STATED PROBLEM
Render every entry verbatim.

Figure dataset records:
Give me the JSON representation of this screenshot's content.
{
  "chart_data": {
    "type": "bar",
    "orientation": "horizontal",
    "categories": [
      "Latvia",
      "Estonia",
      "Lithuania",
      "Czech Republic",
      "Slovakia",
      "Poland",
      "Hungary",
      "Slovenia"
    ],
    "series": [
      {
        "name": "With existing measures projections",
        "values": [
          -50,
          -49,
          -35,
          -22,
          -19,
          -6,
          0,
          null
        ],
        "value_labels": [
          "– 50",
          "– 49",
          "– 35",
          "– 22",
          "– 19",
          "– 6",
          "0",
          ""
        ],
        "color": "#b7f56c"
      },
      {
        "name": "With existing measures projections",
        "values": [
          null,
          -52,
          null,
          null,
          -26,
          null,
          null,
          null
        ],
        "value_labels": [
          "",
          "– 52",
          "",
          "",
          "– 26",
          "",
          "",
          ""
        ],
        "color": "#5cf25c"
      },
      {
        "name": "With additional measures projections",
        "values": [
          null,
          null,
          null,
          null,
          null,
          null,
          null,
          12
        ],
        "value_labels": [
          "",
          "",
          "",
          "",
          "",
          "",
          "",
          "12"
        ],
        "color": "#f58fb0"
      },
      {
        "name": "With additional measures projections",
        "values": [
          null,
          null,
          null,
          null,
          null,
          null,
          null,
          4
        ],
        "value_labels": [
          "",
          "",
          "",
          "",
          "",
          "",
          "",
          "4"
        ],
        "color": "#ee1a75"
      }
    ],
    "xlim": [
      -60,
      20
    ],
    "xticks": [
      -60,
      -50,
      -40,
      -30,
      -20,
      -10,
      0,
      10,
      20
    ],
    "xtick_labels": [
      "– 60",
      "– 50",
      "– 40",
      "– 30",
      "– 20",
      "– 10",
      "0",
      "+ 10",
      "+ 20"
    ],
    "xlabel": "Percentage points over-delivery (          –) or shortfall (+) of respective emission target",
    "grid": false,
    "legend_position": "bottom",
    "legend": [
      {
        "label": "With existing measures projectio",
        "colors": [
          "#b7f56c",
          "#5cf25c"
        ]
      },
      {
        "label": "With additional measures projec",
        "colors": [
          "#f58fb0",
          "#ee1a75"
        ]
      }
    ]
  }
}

RESPONSE TO THE TASK
Give me the JSON representation of this screenshot's content.
{
  "chart_data": {
    "type": "bar",
    "orientation": "horizontal",
    "categories": [
      "Latvia",
      "Estonia",
      "Lithuania",
      "Czech Republic",
      "Slovakia",
      "Poland",
      "Hungary",
      "Slovenia"
    ],
    "series": [
      {
        "name": "With existing measures projections",
        "values": [
          -50,
          -49,
          -35,
          -22,
          -19,
          -6,
          0,
          null
        ],
        "value_labels": [
          "– 50",
          "– 49",
          "– 35",
          "– 22",
          "– 19",
          "– 6",
          "0",
          ""
        ],
        "color": "#b7f56c"
      },
      {
        "name": "With existing measures projections",
        "values": [
          null,
          -52,
          null,
          null,
          -26,
          null,
          null,
          null
        ],
        "value_labels": [
          "",
          "– 52",
          "",
          "",
          "– 26",
          "",
          "",
          ""
        ],
        "color": "#5cf25c"
      },
      {
        "name": "With additional measures projections",
        "values": [
          null,
          null,
          null,
          null,
          null,
          null,
          null,
          12
        ],
        "value_labels": [
          "",
          "",
          "",
          "",
          "",
          "",
          "",
          "12"
        ],
        "color": "#f58fb0"
      },
      {
        "name": "With additional measures projections",
        "values": [
          null,
          null,
          null,
          null,
          null,
          null,
          null,
          4
        ],
        "value_labels": [
          "",
          "",
          "",
          "",
          "",
          "",
          "",
          "4"
        ],
        "color": "#ee1a75"
      }
    ],
    "xlim": [
      -60,
      20
    ],
    "xticks": [
      -60,
      -50,
      -40,
      -30,
      -20,
      -10,
      0,
      10,
      20
    ],
    "xtick_labels": [
      "– 60",
      "– 50",
      "– 40",
      "– 30",
      "– 20",
      "– 10",
      "0",
      "+ 10",
      "+ 20"
    ],
    "xlabel": "Percentage points over-delivery (          –) or shortfall (+) of respective emission target",
    "grid": false,
    "legend_position": "bottom",
    "legend": [
      {
        "label": "With existing measures projectio",
        "colors": [
          "#b7f56c",
          "#5cf25c"
        ]
      },
      {
        "label": "With additional measures projec",
        "colors": [
          "#f58fb0",
          "#ee1a75"
        ]
      }
    ]
  }
}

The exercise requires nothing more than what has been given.